**EXERCISE REQUIREMENTS**
Reproduce the material word for word; the images stay out.

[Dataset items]
________________________

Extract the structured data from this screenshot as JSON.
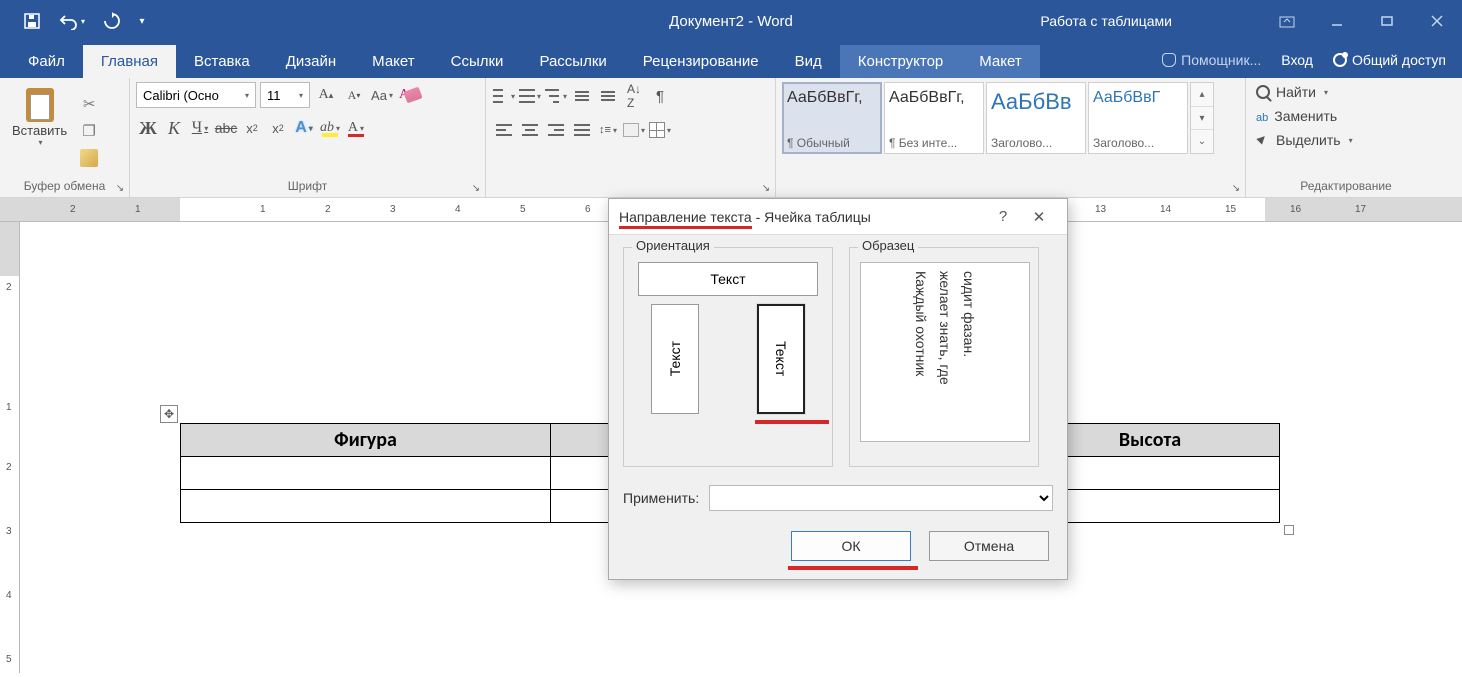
{
  "titlebar": {
    "doc_title": "Документ2 - Word",
    "table_tools_label": "Работа с таблицами"
  },
  "tabs": {
    "file": "Файл",
    "home": "Главная",
    "insert": "Вставка",
    "design": "Дизайн",
    "layout": "Макет",
    "references": "Ссылки",
    "mailings": "Рассылки",
    "review": "Рецензирование",
    "view": "Вид",
    "tbl_design": "Конструктор",
    "tbl_layout": "Макет",
    "tell_me": "Помощник...",
    "sign_in": "Вход",
    "share": "Общий доступ"
  },
  "ribbon": {
    "clipboard_label": "Буфер обмена",
    "paste": "Вставить",
    "font_label": "Шрифт",
    "font_name": "Calibri (Осно",
    "font_size": "11",
    "styles": {
      "s1_preview": "АаБбВвГг,",
      "s1_name": "¶ Обычный",
      "s2_preview": "АаБбВвГг,",
      "s2_name": "¶ Без инте...",
      "s3_preview": "АаБбВв",
      "s3_name": "Заголово...",
      "s4_preview": "АаБбВвГ",
      "s4_name": "Заголово..."
    },
    "editing_label": "Редактирование",
    "find": "Найти",
    "replace": "Заменить",
    "select": "Выделить"
  },
  "document": {
    "header1": "Фигура",
    "header2": "Высота"
  },
  "dialog": {
    "title_a": "Направление текста",
    "title_b": " - Ячейка таблицы",
    "orientation_label": "Ориентация",
    "sample_label": "Образец",
    "text_h": "Текст",
    "text_v1": "Текст",
    "text_v2": "Текст",
    "sample_l1": "Каждый охотник",
    "sample_l2": "желает знать, где",
    "sample_l3": "сидит фазан.",
    "apply_label": "Применить:",
    "ok": "ОК",
    "cancel": "Отмена"
  }
}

________________________

**EXERCISE ANSWER**
Extract the structured data from this screenshot as JSON.
{
  "titlebar": {
    "doc_title": "Документ2 - Word",
    "table_tools_label": "Работа с таблицами"
  },
  "tabs": {
    "file": "Файл",
    "home": "Главная",
    "insert": "Вставка",
    "design": "Дизайн",
    "layout": "Макет",
    "references": "Ссылки",
    "mailings": "Рассылки",
    "review": "Рецензирование",
    "view": "Вид",
    "tbl_design": "Конструктор",
    "tbl_layout": "Макет",
    "tell_me": "Помощник...",
    "sign_in": "Вход",
    "share": "Общий доступ"
  },
  "ribbon": {
    "clipboard_label": "Буфер обмена",
    "paste": "Вставить",
    "font_label": "Шрифт",
    "font_name": "Calibri (Осно",
    "font_size": "11",
    "styles": {
      "s1_preview": "АаБбВвГг,",
      "s1_name": "¶ Обычный",
      "s2_preview": "АаБбВвГг,",
      "s2_name": "¶ Без инте...",
      "s3_preview": "АаБбВв",
      "s3_name": "Заголово...",
      "s4_preview": "АаБбВвГ",
      "s4_name": "Заголово..."
    },
    "editing_label": "Редактирование",
    "find": "Найти",
    "replace": "Заменить",
    "select": "Выделить"
  },
  "document": {
    "header1": "Фигура",
    "header2": "Высота"
  },
  "dialog": {
    "title_a": "Направление текста",
    "title_b": " - Ячейка таблицы",
    "orientation_label": "Ориентация",
    "sample_label": "Образец",
    "text_h": "Текст",
    "text_v1": "Текст",
    "text_v2": "Текст",
    "sample_l1": "Каждый охотник",
    "sample_l2": "желает знать, где",
    "sample_l3": "сидит фазан.",
    "apply_label": "Применить:",
    "ok": "ОК",
    "cancel": "Отмена"
  }
}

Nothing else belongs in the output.